◆ WORK TO COMPLETE:
In the listing that follows, how many lines contain the string "type"? Provide only the number.

◆ ENTRIES SHOWN:
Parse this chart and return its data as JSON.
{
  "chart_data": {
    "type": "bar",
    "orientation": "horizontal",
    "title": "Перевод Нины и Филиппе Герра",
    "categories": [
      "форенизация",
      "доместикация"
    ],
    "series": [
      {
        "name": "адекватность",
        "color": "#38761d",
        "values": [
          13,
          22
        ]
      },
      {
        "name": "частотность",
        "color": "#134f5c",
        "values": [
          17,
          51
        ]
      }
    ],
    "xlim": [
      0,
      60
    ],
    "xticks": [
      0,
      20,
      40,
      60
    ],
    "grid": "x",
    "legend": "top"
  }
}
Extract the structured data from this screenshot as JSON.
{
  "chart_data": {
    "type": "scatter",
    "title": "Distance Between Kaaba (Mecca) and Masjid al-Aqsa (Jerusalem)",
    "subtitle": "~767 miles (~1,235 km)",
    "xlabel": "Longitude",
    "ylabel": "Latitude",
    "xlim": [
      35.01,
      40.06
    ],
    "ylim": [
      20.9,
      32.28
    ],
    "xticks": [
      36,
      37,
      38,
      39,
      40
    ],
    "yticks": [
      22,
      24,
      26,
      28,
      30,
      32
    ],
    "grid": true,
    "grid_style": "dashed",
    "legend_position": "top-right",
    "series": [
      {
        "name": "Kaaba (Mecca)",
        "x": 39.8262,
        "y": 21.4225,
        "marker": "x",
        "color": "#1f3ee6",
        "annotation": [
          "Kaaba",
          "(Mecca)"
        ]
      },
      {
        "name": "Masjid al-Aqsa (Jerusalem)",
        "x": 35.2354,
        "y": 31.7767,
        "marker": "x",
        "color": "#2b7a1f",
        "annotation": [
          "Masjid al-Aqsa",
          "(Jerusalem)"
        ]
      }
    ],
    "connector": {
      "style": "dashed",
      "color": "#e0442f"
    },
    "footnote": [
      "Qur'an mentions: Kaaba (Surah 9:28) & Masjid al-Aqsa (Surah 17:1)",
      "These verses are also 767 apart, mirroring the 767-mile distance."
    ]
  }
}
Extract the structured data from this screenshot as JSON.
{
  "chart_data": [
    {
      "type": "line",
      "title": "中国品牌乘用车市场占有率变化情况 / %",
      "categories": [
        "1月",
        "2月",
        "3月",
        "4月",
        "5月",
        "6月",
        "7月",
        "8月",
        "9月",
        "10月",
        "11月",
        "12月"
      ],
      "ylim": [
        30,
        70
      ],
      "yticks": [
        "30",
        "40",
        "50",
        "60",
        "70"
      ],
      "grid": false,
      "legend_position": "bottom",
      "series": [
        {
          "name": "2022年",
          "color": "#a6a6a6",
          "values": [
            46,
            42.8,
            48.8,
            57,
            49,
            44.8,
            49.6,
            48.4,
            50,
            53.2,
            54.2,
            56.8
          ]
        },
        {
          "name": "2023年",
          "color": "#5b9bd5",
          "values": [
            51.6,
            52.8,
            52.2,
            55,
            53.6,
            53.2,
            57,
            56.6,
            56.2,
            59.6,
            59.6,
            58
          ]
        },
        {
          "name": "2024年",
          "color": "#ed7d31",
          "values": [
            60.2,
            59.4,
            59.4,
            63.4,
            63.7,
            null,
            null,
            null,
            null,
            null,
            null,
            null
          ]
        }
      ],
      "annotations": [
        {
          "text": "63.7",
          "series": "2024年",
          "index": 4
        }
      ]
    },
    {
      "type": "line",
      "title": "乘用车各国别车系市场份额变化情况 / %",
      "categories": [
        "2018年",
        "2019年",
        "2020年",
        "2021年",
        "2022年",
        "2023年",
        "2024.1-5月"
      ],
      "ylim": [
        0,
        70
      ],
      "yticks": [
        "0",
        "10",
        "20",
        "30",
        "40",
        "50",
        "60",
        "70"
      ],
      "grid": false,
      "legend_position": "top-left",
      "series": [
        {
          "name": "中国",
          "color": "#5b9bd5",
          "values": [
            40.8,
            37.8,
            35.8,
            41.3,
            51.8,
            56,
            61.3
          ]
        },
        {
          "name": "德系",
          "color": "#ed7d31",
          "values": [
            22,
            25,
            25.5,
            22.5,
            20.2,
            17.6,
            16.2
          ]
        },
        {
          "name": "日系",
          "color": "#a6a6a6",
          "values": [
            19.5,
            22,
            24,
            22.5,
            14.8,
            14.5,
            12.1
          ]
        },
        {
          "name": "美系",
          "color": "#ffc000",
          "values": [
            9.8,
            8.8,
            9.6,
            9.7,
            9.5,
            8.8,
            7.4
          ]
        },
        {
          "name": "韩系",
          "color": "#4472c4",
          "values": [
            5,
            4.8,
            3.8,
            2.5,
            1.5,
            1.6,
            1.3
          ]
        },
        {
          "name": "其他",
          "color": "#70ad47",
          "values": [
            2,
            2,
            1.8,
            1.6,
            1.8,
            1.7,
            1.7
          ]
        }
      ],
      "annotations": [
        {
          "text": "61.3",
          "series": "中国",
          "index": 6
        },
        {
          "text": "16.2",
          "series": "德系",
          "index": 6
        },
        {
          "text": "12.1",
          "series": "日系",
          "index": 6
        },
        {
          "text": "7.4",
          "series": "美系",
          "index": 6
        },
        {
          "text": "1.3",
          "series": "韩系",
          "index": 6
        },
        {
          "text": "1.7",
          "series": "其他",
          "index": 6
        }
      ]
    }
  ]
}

◆ ANSWER TO THIS TASK:
4